== GIVEN INFORMATION ==
══════════════════════════════
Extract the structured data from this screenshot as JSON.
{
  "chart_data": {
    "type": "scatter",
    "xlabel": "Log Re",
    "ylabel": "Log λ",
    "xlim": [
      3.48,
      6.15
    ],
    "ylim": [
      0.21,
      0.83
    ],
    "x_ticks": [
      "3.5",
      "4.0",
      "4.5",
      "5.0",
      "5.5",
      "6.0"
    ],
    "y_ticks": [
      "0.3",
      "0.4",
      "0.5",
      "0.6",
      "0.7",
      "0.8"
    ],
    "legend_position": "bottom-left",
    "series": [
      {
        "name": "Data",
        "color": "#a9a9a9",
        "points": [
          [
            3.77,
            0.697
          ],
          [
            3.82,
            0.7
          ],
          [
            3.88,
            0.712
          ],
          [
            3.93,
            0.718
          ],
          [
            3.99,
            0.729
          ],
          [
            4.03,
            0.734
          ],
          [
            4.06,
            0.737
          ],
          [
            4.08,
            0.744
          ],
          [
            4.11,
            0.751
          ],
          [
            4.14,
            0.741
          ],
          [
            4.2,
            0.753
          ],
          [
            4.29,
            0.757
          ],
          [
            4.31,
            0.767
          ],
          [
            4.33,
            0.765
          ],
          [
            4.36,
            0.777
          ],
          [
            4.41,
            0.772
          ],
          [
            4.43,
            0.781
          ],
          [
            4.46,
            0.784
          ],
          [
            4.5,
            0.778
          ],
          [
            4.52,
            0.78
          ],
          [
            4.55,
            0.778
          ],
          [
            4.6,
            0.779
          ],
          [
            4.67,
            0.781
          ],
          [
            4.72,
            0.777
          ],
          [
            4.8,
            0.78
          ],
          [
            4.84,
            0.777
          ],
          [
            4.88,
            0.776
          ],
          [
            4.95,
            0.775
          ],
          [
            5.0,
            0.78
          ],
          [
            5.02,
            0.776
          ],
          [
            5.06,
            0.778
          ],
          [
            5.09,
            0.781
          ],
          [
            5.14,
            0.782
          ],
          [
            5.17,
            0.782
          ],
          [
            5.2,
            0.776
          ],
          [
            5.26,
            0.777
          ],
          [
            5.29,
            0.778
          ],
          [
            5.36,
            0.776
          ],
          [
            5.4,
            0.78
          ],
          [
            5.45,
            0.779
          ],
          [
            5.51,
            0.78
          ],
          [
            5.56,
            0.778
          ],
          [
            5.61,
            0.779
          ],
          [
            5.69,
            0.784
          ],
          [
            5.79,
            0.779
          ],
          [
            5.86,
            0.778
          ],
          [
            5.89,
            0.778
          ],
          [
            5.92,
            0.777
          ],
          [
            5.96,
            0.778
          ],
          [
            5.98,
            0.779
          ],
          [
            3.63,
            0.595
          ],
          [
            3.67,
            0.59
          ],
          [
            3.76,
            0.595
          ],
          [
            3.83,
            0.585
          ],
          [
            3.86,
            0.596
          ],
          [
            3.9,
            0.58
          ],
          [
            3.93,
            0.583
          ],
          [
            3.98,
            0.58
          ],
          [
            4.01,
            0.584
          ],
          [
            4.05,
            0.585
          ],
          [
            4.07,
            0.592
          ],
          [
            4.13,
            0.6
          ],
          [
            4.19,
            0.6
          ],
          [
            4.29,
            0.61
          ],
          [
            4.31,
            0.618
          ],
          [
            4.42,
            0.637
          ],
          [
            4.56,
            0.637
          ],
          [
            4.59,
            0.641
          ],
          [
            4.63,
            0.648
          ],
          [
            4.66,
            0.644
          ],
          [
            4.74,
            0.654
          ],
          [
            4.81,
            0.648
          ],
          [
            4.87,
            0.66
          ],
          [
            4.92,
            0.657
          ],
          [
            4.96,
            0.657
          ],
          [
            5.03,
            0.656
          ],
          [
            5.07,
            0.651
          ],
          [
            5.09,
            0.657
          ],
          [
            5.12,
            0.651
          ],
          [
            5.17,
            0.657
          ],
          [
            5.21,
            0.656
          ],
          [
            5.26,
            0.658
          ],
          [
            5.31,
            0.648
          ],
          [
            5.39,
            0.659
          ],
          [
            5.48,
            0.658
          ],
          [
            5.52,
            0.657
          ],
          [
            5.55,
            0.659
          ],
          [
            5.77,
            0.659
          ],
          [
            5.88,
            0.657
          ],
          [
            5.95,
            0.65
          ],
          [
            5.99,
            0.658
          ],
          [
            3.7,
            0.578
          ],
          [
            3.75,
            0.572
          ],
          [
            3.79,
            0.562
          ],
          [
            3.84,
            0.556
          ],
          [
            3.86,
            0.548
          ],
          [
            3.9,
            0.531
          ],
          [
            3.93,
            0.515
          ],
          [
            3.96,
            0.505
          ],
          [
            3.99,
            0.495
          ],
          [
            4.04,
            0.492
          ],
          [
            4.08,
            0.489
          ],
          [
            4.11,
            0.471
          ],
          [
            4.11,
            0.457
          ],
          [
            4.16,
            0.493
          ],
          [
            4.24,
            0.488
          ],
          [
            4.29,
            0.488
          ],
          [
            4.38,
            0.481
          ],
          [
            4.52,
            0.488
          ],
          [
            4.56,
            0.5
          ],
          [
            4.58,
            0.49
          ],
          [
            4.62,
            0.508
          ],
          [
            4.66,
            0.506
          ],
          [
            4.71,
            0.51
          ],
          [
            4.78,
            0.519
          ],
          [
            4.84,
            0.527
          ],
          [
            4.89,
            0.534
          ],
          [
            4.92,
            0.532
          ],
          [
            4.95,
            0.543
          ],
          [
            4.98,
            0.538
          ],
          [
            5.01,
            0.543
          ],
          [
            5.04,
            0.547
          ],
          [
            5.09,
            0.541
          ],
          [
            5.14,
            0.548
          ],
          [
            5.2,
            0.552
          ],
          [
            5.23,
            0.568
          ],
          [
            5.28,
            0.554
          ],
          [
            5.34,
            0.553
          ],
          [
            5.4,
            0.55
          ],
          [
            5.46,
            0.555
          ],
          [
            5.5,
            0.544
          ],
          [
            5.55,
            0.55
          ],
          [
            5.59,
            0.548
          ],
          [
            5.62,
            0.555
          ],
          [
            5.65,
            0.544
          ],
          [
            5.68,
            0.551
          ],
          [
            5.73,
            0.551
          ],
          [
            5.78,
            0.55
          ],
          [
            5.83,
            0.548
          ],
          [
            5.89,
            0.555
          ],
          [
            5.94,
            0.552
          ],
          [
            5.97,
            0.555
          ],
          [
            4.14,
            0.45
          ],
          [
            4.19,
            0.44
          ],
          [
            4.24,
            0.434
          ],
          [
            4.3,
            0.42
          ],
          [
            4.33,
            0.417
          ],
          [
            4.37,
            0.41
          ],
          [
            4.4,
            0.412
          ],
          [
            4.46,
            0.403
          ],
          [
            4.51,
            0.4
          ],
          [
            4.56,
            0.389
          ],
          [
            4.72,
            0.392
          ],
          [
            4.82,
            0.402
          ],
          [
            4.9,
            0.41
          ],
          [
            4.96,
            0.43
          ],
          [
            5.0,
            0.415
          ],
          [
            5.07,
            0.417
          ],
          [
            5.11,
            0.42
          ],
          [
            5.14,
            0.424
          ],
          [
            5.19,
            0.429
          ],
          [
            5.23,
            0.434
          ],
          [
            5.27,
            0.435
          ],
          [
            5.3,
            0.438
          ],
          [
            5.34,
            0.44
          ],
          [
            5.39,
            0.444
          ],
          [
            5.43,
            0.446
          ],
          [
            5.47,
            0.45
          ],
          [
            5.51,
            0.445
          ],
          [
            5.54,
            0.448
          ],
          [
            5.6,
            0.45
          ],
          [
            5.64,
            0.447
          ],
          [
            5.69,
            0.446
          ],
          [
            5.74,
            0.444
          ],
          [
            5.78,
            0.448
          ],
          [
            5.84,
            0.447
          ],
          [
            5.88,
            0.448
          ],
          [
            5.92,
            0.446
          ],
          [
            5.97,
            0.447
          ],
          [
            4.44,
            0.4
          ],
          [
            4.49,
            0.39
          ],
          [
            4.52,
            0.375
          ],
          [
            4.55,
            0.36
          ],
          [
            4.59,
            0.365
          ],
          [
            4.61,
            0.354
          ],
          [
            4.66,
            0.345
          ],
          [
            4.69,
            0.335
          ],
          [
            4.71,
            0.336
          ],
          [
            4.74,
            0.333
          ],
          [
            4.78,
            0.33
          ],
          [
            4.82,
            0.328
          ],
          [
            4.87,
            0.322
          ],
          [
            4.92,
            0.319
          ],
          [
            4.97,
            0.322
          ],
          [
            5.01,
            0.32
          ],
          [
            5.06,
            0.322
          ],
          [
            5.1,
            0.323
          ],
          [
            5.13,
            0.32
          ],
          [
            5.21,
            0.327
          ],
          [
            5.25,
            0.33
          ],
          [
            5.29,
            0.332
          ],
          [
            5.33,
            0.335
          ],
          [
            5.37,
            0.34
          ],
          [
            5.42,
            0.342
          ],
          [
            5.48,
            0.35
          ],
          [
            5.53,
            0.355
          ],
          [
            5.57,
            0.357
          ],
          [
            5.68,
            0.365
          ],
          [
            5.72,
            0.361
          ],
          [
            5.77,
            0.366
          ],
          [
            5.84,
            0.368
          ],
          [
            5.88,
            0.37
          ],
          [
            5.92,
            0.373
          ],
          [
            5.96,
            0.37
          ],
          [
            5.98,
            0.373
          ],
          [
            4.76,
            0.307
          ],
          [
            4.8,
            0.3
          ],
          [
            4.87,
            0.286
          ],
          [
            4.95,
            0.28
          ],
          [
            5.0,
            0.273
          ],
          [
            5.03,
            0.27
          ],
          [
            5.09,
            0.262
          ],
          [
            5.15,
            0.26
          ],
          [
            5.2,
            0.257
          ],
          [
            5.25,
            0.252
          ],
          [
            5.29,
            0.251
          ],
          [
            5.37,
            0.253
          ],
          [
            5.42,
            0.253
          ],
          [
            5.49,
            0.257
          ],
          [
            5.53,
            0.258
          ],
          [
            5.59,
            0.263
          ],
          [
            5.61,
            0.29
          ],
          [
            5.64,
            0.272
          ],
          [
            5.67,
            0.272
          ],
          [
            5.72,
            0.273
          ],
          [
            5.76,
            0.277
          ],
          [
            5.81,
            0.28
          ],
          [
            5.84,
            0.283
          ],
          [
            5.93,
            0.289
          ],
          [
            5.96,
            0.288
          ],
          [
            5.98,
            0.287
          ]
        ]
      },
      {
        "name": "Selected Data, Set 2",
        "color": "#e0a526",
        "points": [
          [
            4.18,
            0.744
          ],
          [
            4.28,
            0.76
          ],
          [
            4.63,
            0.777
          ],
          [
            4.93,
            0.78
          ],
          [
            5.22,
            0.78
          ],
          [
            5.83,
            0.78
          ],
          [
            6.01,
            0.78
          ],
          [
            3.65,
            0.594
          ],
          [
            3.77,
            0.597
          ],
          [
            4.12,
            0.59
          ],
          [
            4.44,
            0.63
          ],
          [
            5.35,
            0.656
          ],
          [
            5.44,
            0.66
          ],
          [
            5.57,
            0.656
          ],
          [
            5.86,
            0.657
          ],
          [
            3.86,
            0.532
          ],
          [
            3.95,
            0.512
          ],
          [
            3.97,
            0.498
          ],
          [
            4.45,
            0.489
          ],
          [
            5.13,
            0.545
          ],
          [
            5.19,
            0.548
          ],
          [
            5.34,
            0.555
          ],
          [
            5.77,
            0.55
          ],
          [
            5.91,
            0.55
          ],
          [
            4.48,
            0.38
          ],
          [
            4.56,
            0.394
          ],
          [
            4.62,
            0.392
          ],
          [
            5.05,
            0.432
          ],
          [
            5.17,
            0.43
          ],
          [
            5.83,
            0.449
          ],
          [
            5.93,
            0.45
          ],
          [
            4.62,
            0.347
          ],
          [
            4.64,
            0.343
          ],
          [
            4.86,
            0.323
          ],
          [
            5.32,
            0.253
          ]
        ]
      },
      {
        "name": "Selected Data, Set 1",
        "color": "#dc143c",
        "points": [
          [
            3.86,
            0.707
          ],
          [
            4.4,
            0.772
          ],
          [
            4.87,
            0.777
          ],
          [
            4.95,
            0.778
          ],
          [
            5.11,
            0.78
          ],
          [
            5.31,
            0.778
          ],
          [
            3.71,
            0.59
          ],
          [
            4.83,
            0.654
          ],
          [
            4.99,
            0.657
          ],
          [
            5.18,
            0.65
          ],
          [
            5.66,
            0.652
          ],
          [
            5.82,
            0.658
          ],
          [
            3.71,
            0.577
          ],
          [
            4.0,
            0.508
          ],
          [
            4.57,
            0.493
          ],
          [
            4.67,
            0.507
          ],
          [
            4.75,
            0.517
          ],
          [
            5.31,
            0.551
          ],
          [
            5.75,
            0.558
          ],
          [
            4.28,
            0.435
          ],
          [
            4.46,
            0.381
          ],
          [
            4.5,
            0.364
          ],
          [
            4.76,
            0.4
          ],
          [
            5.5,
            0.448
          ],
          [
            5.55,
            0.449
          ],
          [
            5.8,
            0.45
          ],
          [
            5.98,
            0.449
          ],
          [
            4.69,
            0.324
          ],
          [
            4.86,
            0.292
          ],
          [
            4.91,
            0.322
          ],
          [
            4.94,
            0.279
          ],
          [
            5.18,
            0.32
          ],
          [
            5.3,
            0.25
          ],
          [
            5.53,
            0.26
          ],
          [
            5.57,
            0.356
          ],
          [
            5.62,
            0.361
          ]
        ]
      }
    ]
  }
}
══════════════════════════════
== PROBLEM DESCRIPTION ==
From the data above, copy each line where the string "Selected" appears.

== ANSWER TO THE TASK ==
        "name": "Selected Data, Set 2",
        "name": "Selected Data, Set 1",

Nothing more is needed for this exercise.